1. 1.1. Un arrêt de renvoi du Tribunal fédéral lie l'autorité cantonale à laquelle la cause est renvoyée, laquelle voit sa cognition limitée par les motifs dudit arrêt, en ce sens qu'elle est liée par ce qui a déjà été définitivement tranché par le Tribunal fédéral (ATF 104 IV 276 consid. 3b et 103 IV 73 consid. 1) et par les constatations de fait qui n'ont pas été attaquées devant lui ou l'ont été sans succès (ATF 131 III 91 consid. 5.2). L'examen juridique se limite donc aux questions laissées ouvertes par l'arrêt de renvoi, ainsi qu'aux conséquences qui en découlent ou aux problèmes qui leur sont liés (ATF 135 III 334 consid. 2 ; arrêts du Tribunal fédéral 6B_588/2012 du 11 février 2013 consid. 3.1 et 6B_534/2011 du 5 janvier 2012 consid. 1.2).

1.2. Conformément aux considérants de l'arrêt du Tribunal fédéral du 16 novembre 2022, il convient donc uniquement, en l'espèce, d'examiner le bien-fondé de l'allocation d'une indemnité unique aux parties plaignantes en tant que créancières solidaires.

Documents sources:
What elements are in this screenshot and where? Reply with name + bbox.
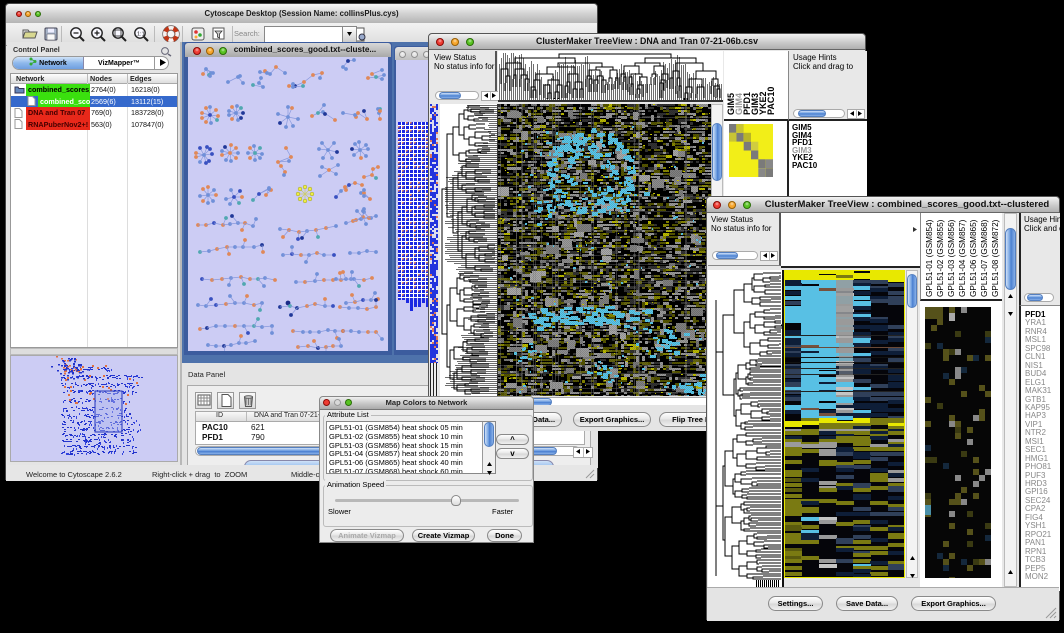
svg-text:1:1: 1:1 bbox=[137, 32, 145, 38]
svg-text:PAC10: PAC10 bbox=[766, 87, 776, 115]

À faire:
Recopiez le passage de l'extrait sur l'arrêt de renvoi allant de "1.2. Conformément aux" jusqu'à "que créancières solidaires.", en remplaçant "indemnité" par "compensation".

Réponse à l'exercice:
1.2. Conformément aux considérants de l'arrêt du Tribunal fédéral du 16 novembre 2022, il convient donc uniquement, en l'espèce, d'examiner le bien-fondé de l'allocation d'une compensation unique aux parties plaignantes en tant que créancières solidaires.